What to do
Give every line from the entries that contains "Rental".

Records about charts and figures:

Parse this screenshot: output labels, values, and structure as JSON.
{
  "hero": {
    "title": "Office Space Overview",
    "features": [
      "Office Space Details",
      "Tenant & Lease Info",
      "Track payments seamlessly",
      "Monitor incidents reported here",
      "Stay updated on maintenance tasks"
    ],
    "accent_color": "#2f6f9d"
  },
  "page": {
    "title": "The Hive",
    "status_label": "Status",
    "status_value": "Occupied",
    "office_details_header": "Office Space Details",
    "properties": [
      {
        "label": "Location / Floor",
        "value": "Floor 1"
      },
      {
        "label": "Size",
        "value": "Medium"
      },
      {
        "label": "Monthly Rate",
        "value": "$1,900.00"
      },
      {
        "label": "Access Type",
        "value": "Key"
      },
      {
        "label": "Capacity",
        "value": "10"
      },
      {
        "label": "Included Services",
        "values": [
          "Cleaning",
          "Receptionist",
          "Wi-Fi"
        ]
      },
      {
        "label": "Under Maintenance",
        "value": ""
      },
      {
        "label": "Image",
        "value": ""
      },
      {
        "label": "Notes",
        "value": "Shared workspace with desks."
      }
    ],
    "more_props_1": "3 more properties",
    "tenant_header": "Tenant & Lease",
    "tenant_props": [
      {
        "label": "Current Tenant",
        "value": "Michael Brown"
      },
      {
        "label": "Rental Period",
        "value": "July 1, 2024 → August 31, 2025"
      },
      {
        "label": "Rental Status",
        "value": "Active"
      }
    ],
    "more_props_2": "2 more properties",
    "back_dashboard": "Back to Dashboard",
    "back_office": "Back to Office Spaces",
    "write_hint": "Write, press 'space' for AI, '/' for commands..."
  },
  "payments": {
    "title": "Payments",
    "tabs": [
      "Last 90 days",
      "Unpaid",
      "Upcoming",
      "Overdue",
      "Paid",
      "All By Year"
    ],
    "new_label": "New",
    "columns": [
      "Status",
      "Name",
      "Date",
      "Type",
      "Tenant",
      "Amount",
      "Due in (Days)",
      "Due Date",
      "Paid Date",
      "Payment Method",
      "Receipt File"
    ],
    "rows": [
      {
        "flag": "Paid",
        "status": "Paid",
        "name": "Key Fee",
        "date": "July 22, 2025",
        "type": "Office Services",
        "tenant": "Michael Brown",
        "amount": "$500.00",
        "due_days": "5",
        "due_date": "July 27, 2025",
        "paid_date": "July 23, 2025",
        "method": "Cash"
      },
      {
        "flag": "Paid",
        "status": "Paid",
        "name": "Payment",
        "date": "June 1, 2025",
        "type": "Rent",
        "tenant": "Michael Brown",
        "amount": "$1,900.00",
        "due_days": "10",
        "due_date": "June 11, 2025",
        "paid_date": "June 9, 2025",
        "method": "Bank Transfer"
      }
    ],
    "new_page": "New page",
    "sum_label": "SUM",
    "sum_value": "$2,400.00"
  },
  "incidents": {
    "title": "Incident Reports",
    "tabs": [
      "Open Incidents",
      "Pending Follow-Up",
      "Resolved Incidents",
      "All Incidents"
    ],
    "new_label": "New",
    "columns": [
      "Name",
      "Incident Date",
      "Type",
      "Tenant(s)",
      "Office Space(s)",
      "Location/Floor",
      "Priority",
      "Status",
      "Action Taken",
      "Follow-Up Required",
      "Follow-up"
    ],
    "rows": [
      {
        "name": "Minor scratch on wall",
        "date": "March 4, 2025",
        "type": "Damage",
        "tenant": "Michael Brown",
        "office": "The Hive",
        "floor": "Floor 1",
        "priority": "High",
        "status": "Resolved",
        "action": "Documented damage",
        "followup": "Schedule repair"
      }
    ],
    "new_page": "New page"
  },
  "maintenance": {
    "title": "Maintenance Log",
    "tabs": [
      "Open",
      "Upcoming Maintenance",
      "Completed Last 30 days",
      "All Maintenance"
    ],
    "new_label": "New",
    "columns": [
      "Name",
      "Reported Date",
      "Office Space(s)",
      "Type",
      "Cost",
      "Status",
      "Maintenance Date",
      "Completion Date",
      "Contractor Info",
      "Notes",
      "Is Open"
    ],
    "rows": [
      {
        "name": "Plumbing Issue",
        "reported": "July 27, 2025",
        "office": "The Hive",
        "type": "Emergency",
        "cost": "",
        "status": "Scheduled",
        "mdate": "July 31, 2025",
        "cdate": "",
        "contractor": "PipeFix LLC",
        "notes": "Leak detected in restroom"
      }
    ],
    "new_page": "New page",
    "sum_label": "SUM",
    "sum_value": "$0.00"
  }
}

Final result
        "label": "Rental Period",
        "label": "Rental Status",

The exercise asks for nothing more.